▶ [Page excerpt]
"""
# MONSTER grouper



## jdhkingfisher (Aug 6, 2010)

for me anyway, deckhand said he was probabily 30-35 pounds. caught on the opening day of snapper season on the Lady D. super fun to finally get out of my kayak and do some boat fishing.


----------



## Redneckracoon (Jun 8, 2011)

not a monster but still a nice fish!


----------



## CCC (Sep 3, 2008)

As the previous poster stated it is definately not a monster, monsters start at 36 lbs and up. LMAO......It is a GREAT fish !!!! I have yet to catch a grouper and I would have been STOKED to catch that one, WAY TO GO !!!!!!!!!


----------



## Pinksnappertrapper (Dec 7, 2007)

Redneckracoon said:


> not a monster but still a nice fish!


It might be a monster in his book, how are you going to tell him if his fish is a monster or not? Congrats on a damn good grouper, it looks a little dark in color. To bad it had to go baack, its like they know when the season opens and closes.


----------



## Lyin Too (Aug 31, 2009)

Why did it have to go back, aint it a black?


----------



## hsiF deR (Oct 4, 2009)

Its a gag. And it is a very nice one at that.


----------



## Madison Swanson (Jun 4, 2011)

not a gag, that would be a black. but wow at the drama on this forum. my god maybe to him that is a monster. really to any person it would be, the only grouper that would be rediculosly big would be the goliath grouper.. so i dont want to hear none of this about tellin someone they didnt catch a monster.


----------



## Brandy (Sep 28, 2007)

Nice Fish man


----------



## Redneckracoon (Jun 8, 2011)

Pinksnappercatcher said:


> It might be a monster in his book, how are you going to tell him if his fish is a monster or not? Congrats on a damn good grouper, it looks a little dark in color. To bad it had to go baack, its like they know when the season opens and closes.


ok sorry Pinksnappercatcher no one knows if he has caught a smaller one so don't blame me:whistling:


----------



## FenderBender (Oct 2, 2007)

Gag. Really nice one!


----------



## JoshH (Sep 28, 2007)

Gag Grouper!


----------



## marmidor (Mar 15, 2008)

Pinksnappercatcher said:


> It might be a monster in his book, how are you going to tell him if his fish is a monster or not? Congrats on a damn good grouper, it looks a little dark in color. To bad it had to go baack, its like they know when the season opens and closes.


I'm with you let boy enjoy his MONSTER grouper!!! Good on you buddy nice catch!!!!


----------



## mkpitts6 (Feb 23, 2008)

Good on you JDH!


----------



## jojol513 (Mar 30, 2010)

Nice fish. It's a monster if you were to try and put that grouper in a regular size pan.


----------



## karma (Oct 26, 2007)

caught alot groupers inshore and must say its a monster grouper! nice catch!!


----------



## jdhkingfisher (Aug 6, 2010)
"""
▶ [Raw data]
"""
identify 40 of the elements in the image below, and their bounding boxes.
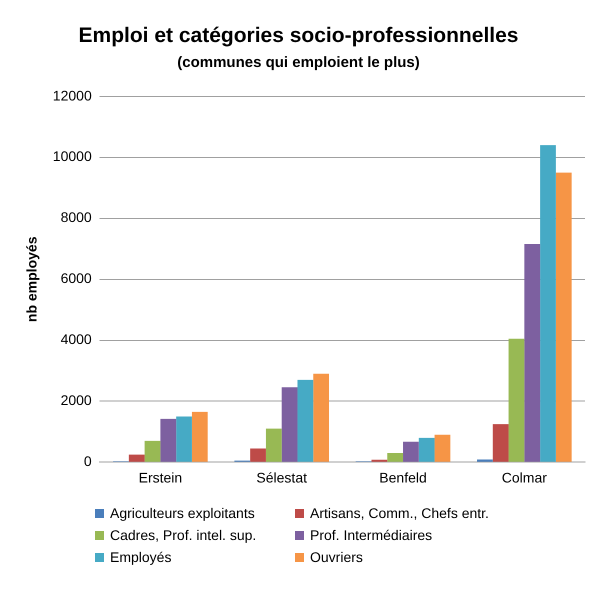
"""
▶ [Aim of the exercise]
Name every kind of grouper mentioned by the posters in the grouper fishing thread.

▶ [Completed exercise]
Gag, black, goliath